Filter the records below and copy every line containing the word "Computer".

Stored records →
::::
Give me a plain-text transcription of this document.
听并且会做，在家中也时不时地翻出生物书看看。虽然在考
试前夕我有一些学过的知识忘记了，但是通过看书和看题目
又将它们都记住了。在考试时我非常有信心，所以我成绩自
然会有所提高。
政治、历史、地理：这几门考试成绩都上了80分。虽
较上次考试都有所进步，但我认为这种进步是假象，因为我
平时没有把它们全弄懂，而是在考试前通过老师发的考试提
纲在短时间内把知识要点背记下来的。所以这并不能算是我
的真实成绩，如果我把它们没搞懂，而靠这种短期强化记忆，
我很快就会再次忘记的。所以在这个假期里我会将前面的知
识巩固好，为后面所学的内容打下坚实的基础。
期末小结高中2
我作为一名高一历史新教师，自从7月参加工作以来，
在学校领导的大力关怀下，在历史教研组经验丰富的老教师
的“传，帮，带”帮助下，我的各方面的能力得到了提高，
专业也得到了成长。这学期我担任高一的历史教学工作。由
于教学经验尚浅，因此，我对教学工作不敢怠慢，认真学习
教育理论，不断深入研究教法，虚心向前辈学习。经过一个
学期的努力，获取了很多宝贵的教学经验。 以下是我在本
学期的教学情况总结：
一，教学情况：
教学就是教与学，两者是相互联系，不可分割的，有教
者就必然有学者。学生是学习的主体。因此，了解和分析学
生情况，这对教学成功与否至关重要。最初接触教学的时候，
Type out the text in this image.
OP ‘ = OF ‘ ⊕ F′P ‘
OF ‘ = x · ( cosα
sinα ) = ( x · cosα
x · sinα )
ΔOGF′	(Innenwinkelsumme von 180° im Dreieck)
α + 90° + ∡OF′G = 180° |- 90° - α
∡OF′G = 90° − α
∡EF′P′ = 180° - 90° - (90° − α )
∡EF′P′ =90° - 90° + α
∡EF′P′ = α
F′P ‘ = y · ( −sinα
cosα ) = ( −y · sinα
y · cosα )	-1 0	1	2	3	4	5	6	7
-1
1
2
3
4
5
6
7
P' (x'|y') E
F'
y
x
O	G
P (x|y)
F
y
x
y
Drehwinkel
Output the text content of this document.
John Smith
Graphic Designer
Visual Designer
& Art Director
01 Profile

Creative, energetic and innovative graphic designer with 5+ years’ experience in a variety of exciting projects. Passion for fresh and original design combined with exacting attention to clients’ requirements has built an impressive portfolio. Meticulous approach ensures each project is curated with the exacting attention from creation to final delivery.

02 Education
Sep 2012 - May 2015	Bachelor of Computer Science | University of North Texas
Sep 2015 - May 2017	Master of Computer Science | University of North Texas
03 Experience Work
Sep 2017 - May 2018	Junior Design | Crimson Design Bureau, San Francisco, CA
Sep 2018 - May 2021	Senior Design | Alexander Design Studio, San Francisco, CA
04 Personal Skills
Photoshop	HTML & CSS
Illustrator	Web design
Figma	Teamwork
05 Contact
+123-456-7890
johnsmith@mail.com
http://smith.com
::::
Complete answer →
Sep 2012 - May 2015	Bachelor of Computer Science | University of North Texas
Sep 2015 - May 2017	Master of Computer Science | University of North Texas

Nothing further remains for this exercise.